** Opening EXTRACTED INFORMATION block **

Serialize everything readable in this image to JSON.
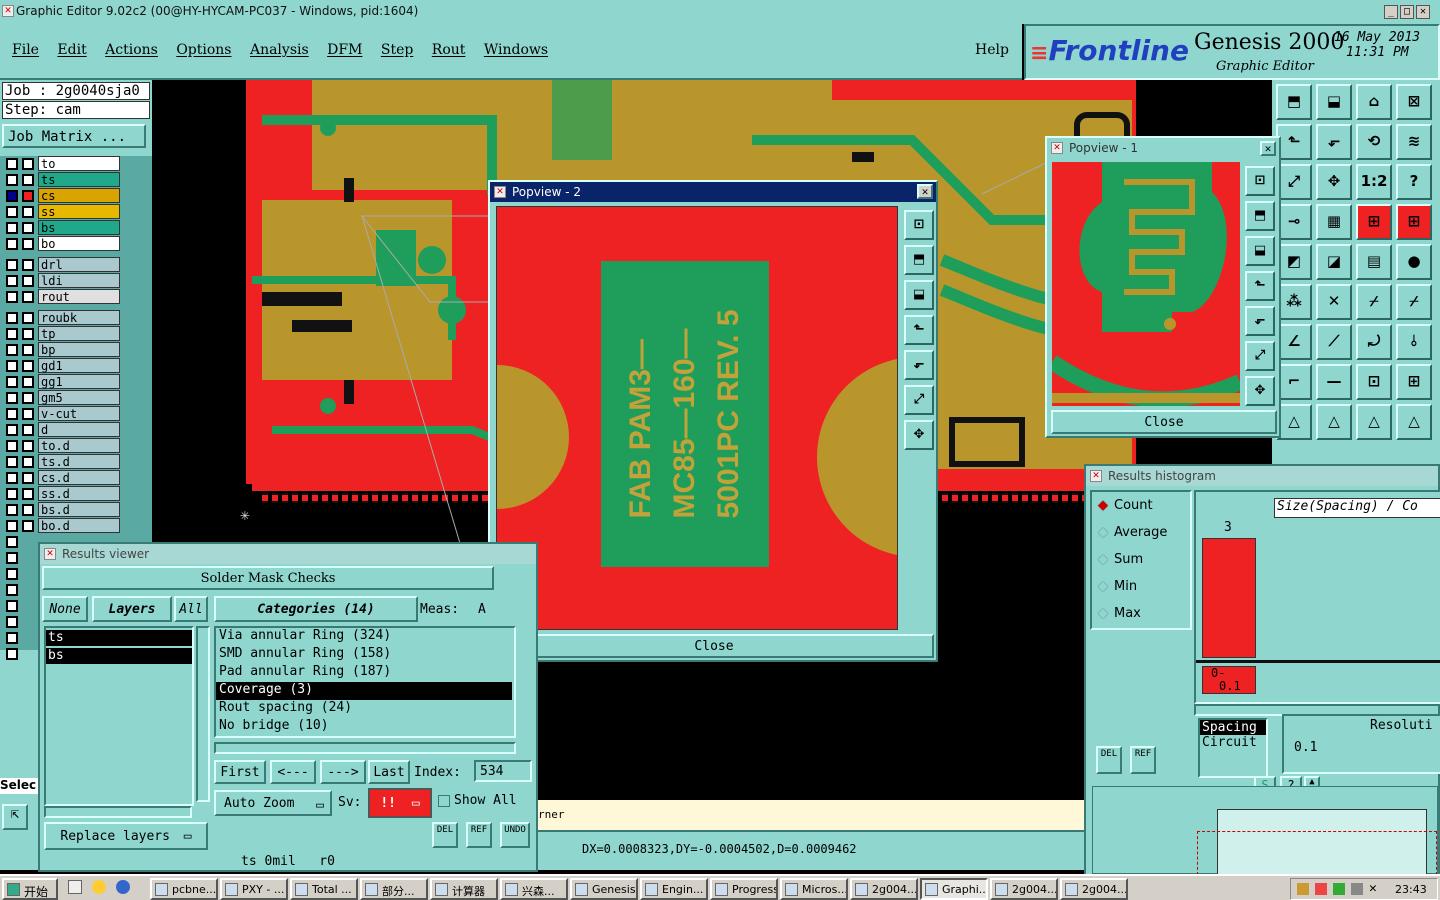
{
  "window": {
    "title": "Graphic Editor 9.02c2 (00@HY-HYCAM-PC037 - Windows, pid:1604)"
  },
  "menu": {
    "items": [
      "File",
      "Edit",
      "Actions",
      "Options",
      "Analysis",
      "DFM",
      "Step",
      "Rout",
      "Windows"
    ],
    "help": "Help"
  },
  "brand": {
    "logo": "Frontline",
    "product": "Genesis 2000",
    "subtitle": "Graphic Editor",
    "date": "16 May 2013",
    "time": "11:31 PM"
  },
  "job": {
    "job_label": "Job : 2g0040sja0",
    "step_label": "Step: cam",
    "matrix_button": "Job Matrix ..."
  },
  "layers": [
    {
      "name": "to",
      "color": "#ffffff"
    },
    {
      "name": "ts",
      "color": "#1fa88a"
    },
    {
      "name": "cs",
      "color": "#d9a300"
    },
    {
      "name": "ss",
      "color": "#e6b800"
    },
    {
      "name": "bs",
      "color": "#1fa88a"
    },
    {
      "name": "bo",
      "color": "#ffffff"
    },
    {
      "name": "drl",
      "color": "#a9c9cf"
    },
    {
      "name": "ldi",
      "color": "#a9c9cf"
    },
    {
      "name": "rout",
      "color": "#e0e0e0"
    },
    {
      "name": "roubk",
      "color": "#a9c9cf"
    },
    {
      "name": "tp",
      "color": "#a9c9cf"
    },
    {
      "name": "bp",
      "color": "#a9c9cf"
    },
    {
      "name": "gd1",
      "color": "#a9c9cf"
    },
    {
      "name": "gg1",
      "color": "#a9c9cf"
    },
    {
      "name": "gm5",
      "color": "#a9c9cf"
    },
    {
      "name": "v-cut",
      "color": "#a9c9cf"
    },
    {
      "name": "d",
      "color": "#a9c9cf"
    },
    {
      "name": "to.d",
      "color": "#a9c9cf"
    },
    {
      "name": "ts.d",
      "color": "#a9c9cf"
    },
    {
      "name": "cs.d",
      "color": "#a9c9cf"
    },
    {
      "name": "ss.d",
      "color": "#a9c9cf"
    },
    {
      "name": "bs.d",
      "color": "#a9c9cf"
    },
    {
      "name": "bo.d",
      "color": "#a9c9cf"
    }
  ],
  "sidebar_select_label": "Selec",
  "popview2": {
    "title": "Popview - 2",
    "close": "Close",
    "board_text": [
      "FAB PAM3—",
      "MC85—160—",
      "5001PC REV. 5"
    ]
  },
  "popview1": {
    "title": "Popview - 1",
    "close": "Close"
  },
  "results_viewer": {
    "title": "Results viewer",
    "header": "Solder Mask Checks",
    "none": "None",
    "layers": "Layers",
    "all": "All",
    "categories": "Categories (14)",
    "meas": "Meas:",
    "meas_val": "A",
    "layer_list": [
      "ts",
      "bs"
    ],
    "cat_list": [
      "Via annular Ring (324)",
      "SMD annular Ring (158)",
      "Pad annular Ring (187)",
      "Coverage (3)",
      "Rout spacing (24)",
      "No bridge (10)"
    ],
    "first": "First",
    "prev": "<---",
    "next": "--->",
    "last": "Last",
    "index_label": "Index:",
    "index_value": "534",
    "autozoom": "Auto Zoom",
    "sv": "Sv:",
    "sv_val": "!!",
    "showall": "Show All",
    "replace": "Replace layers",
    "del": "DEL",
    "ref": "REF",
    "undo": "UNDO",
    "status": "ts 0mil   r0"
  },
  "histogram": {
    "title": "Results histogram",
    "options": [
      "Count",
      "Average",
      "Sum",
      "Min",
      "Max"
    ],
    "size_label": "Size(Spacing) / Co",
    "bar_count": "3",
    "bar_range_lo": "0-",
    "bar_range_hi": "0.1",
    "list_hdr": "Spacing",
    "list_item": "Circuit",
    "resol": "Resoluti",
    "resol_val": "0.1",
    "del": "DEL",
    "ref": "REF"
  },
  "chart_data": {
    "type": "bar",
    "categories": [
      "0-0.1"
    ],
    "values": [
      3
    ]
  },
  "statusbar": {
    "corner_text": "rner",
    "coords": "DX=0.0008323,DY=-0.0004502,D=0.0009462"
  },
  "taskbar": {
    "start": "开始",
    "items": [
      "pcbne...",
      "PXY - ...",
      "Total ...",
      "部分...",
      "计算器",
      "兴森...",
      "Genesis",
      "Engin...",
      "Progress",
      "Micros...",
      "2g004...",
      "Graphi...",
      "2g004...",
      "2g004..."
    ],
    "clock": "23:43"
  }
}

** Closing EXTRACTED INFORMATION block **
** Opening EXTRACTED INFORMATION block **

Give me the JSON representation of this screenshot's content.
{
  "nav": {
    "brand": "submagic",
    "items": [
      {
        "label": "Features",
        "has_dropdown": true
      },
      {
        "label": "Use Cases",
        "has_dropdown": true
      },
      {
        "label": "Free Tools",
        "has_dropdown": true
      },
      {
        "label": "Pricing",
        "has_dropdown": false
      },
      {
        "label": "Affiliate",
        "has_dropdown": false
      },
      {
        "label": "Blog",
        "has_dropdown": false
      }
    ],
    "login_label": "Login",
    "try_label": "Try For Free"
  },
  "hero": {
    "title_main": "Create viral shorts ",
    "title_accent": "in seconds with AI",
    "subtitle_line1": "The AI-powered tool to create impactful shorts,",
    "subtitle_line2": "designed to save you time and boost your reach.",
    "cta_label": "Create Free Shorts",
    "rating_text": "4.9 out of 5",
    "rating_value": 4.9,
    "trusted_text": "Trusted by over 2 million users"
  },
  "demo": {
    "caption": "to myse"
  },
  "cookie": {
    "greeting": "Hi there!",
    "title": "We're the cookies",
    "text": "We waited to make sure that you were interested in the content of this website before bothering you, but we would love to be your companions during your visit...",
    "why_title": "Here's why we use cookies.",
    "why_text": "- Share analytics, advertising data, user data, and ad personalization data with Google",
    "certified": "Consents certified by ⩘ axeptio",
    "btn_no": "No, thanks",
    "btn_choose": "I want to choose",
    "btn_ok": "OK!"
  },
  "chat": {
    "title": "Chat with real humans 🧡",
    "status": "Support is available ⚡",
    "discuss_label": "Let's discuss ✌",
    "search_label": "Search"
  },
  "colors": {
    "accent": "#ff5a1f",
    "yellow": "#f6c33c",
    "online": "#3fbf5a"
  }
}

** Closing EXTRACTED INFORMATION block **

## [PROBLEM TO WORK ON]
In the material above, show every line where the word "histogram" turns up.

## [RESULT FOR THIS TASK]
  "histogram": {
    "title": "Results histogram",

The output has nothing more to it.